• [THE TASK] Return all the entries exactly, keeping pictures out.
[Start DATA SECTION]
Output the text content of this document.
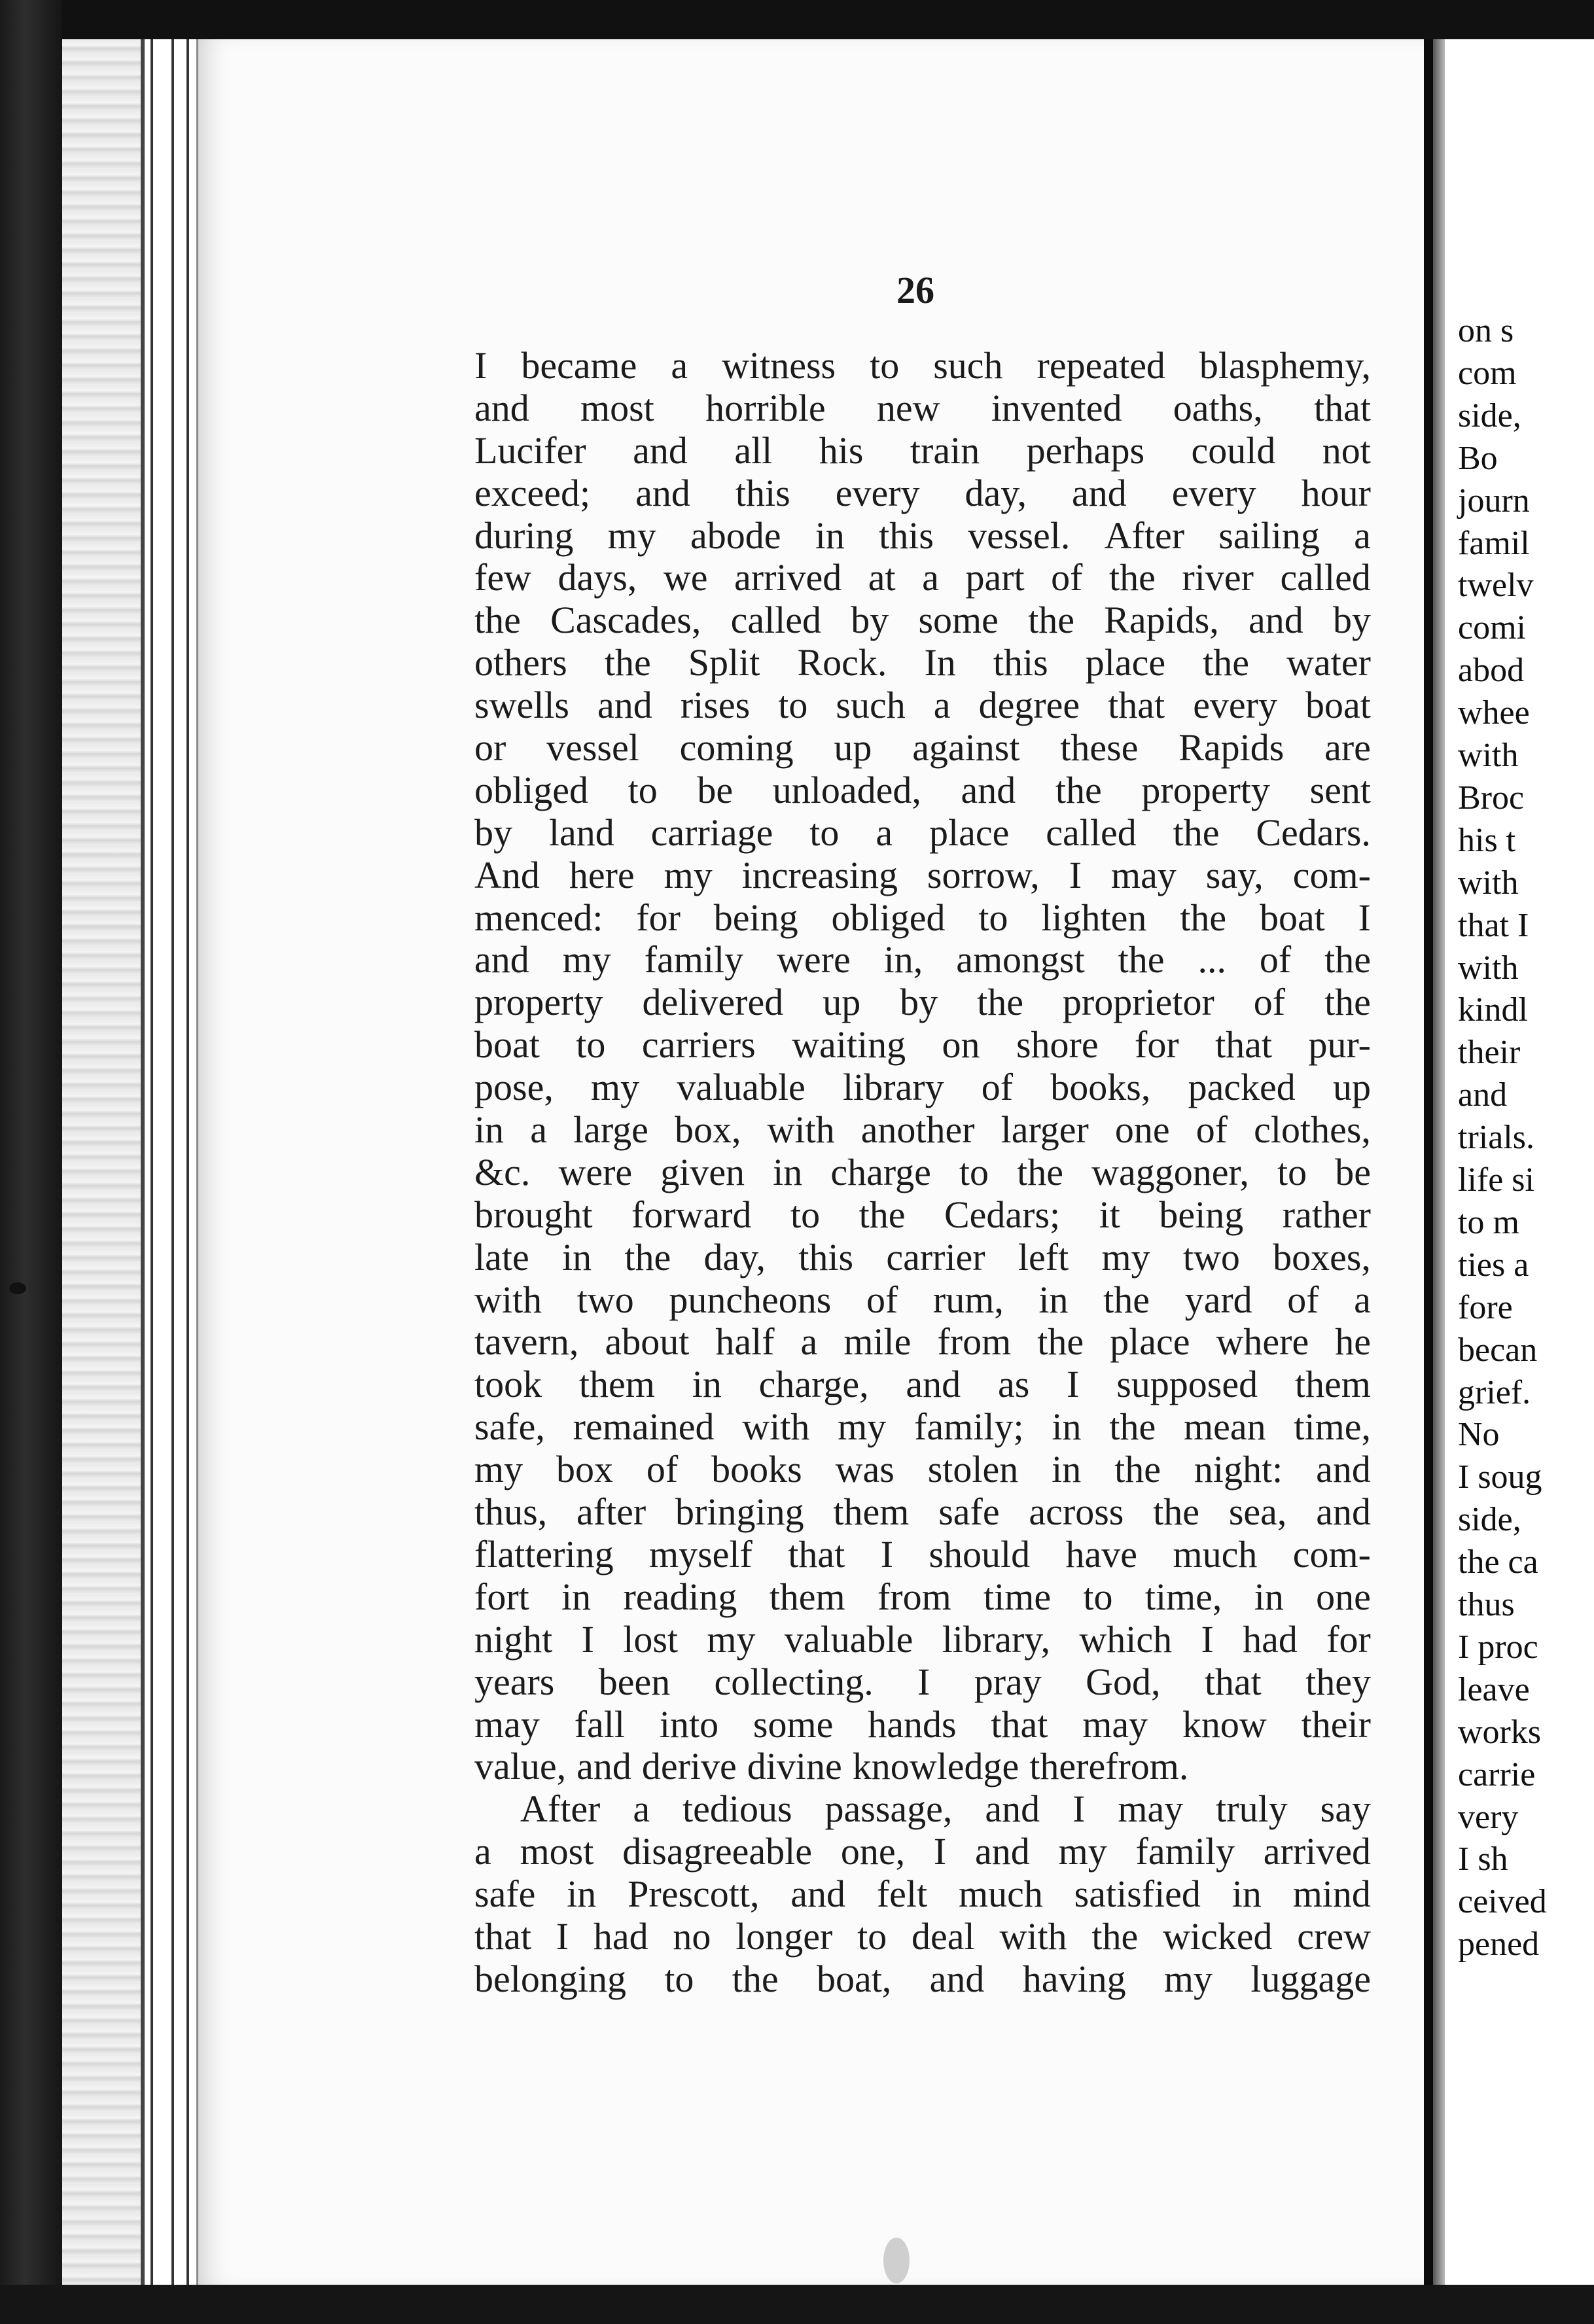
26
I became a witness to such repeated blasphemy,
and most horrible new invented oaths, that
Lucifer and all his train perhaps could not
exceed; and this every day, and every hour
during my abode in this vessel. After sailing a
few days, we arrived at a part of the river called
the Cascades, called by some the Rapids, and by
others the Split Rock. In this place the water
swells and rises to such a degree that every boat
or vessel coming up against these Rapids are
obliged to be unloaded, and the property sent
by land carriage to a place called the Cedars.
And here my increasing sorrow, I may say, com-
menced: for being obliged to lighten the boat I
and my family were in, amongst the ... of the
property delivered up by the proprietor of the
boat to carriers waiting on shore for that pur-
pose, my valuable library of books, packed up
in a large box, with another larger one of clothes,
&c. were given in charge to the waggoner, to be
brought forward to the Cedars; it being rather
late in the day, this carrier left my two boxes,
with two puncheons of rum, in the yard of a
tavern, about half a mile from the place where he
took them in charge, and as I supposed them
safe, remained with my family; in the mean time,
my box of books was stolen in the night: and
thus, after bringing them safe across the sea, and
flattering myself that I should have much com-
fort in reading them from time to time, in one
night I lost my valuable library, which I had for
years been collecting. I pray God, that they
may fall into some hands that may know their
value, and derive divine knowledge therefrom.
After a tedious passage, and I may truly say
a most disagreeable one, I and my family arrived
safe in Prescott, and felt much satisfied in mind
that I had no longer to deal with the wicked crew
belonging to the boat, and having my luggage
on s
com
side,
Bo
journ
famil
twelv
comi
abod
whee
with
Broc
his t
with
that I
with
kindl
their
and
trials.
life si
to m
ties a
fore
becan
grief.
No
I soug
side,
the ca
thus
I proc
leave
works
carrie
very
I sh
ceived
pened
[End DATA SECTION]
• [SOLUTION FOR THIS TASK]
Output the text content of this document.
26
I became a witness to such repeated blasphemy,
and most horrible new invented oaths, that
Lucifer and all his train perhaps could not
exceed; and this every day, and every hour
during my abode in this vessel. After sailing a
few days, we arrived at a part of the river called
the Cascades, called by some the Rapids, and by
others the Split Rock. In this place the water
swells and rises to such a degree that every boat
or vessel coming up against these Rapids are
obliged to be unloaded, and the property sent
by land carriage to a place called the Cedars.
And here my increasing sorrow, I may say, com-
menced: for being obliged to lighten the boat I
and my family were in, amongst the ... of the
property delivered up by the proprietor of the
boat to carriers waiting on shore for that pur-
pose, my valuable library of books, packed up
in a large box, with another larger one of clothes,
&c. were given in charge to the waggoner, to be
brought forward to the Cedars; it being rather
late in the day, this carrier left my two boxes,
with two puncheons of rum, in the yard of a
tavern, about half a mile from the place where he
took them in charge, and as I supposed them
safe, remained with my family; in the mean time,
my box of books was stolen in the night: and
thus, after bringing them safe across the sea, and
flattering myself that I should have much com-
fort in reading them from time to time, in one
night I lost my valuable library, which I had for
years been collecting. I pray God, that they
may fall into some hands that may know their
value, and derive divine knowledge therefrom.
After a tedious passage, and I may truly say
a most disagreeable one, I and my family arrived
safe in Prescott, and felt much satisfied in mind
that I had no longer to deal with the wicked crew
belonging to the boat, and having my luggage
on s
com
side,
Bo
journ
famil
twelv
comi
abod
whee
with
Broc
his t
with
that I
with
kindl
their
and
trials.
life si
to m
ties a
fore
becan
grief.
No
I soug
side,
the ca
thus
I proc
leave
works
carrie
very
I sh
ceived
pened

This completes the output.